(Extracted records)
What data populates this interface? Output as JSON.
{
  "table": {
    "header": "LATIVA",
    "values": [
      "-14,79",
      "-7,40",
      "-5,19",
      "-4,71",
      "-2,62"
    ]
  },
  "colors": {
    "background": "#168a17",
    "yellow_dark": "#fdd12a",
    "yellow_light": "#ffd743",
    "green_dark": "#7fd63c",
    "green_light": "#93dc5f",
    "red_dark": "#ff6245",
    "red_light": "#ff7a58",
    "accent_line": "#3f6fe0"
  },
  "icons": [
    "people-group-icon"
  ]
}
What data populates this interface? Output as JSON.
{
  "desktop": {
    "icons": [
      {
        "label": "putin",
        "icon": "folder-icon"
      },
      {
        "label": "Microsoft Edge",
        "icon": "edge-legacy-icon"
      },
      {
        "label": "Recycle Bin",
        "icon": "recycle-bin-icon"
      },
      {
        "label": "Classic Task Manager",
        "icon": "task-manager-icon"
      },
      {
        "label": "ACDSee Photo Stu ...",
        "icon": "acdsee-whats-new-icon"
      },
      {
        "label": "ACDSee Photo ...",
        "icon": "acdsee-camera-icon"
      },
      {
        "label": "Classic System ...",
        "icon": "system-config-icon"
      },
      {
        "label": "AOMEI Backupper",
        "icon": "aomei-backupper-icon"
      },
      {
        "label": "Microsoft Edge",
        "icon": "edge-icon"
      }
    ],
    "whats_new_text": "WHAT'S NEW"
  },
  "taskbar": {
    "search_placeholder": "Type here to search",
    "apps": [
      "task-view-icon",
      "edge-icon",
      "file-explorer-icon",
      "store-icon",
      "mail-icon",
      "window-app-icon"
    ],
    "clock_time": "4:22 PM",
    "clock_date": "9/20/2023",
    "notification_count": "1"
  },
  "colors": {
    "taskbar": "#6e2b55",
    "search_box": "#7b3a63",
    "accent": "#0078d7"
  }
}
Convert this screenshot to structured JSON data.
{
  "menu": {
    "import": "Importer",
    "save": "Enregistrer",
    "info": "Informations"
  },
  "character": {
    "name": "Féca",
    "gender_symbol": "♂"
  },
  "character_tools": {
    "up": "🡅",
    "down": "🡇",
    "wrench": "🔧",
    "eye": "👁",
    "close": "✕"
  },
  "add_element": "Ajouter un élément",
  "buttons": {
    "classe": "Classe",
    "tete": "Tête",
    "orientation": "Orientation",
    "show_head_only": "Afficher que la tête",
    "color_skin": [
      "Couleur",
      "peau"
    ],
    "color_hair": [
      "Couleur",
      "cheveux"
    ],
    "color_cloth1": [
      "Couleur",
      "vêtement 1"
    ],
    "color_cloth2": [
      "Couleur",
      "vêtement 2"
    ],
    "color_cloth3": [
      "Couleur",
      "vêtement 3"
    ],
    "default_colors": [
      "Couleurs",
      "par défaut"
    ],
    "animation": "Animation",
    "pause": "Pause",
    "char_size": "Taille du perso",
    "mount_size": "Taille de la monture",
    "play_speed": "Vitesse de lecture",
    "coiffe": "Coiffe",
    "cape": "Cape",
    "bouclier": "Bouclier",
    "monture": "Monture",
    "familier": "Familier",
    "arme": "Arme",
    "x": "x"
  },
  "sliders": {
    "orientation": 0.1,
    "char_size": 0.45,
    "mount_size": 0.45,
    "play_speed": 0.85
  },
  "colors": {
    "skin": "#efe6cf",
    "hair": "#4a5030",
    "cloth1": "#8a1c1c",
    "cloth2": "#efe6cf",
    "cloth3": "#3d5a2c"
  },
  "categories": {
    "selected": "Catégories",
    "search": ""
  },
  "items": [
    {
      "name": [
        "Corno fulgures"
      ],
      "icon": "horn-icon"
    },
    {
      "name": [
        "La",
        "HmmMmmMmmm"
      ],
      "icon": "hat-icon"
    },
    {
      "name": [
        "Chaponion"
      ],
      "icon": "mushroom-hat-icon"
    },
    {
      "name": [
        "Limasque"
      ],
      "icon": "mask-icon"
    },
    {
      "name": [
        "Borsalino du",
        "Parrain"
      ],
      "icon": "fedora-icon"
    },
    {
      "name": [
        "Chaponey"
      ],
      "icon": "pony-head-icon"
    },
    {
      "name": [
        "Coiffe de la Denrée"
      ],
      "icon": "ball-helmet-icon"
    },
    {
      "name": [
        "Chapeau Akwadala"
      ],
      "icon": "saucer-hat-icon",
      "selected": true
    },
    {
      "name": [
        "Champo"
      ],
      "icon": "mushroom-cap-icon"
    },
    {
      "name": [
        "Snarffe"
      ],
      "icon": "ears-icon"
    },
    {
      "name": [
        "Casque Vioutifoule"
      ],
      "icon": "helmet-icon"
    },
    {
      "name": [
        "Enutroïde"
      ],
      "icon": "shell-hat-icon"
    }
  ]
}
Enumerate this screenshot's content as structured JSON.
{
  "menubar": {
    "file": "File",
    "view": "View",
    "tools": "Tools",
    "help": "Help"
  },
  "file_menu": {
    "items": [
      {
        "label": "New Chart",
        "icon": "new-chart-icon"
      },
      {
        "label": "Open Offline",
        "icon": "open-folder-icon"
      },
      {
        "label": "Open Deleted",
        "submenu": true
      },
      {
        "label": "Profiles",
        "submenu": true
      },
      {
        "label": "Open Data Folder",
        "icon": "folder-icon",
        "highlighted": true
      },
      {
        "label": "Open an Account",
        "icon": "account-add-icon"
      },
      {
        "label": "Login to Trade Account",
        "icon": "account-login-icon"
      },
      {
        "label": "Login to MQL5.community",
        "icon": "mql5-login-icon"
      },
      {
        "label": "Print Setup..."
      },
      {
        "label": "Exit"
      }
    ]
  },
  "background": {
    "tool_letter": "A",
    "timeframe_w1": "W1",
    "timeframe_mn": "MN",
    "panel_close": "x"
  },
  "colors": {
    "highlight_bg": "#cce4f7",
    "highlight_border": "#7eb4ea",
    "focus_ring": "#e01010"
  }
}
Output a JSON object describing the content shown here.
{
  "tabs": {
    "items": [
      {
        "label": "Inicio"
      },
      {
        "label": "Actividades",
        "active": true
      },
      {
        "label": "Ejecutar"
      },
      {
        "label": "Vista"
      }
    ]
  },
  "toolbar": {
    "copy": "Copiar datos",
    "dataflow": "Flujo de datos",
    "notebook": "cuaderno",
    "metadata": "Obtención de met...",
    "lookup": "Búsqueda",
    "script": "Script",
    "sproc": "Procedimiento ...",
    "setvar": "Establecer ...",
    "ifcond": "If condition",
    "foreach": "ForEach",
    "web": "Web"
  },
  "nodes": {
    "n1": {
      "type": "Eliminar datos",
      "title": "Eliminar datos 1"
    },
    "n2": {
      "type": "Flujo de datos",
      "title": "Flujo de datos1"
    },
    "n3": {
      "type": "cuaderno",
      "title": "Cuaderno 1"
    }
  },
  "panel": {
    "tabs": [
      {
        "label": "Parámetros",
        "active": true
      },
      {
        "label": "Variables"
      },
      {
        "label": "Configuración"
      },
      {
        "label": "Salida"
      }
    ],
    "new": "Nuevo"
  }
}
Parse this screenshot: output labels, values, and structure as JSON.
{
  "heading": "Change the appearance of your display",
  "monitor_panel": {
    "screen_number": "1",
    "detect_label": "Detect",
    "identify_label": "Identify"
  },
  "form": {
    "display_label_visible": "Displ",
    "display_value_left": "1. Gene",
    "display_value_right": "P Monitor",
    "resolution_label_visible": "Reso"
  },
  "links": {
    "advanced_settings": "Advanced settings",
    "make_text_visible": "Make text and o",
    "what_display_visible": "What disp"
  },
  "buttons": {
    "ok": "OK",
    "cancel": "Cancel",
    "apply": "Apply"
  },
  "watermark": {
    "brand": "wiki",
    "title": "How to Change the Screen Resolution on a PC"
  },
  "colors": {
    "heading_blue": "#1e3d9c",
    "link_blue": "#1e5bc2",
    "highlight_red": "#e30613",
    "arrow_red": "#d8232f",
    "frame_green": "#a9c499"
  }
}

**Exercise aim**
Collect every line from the records above that contains the word "here".

**Expected output**
    "search_placeholder": "Type here to search",
Output a JSON object describing the content shown here.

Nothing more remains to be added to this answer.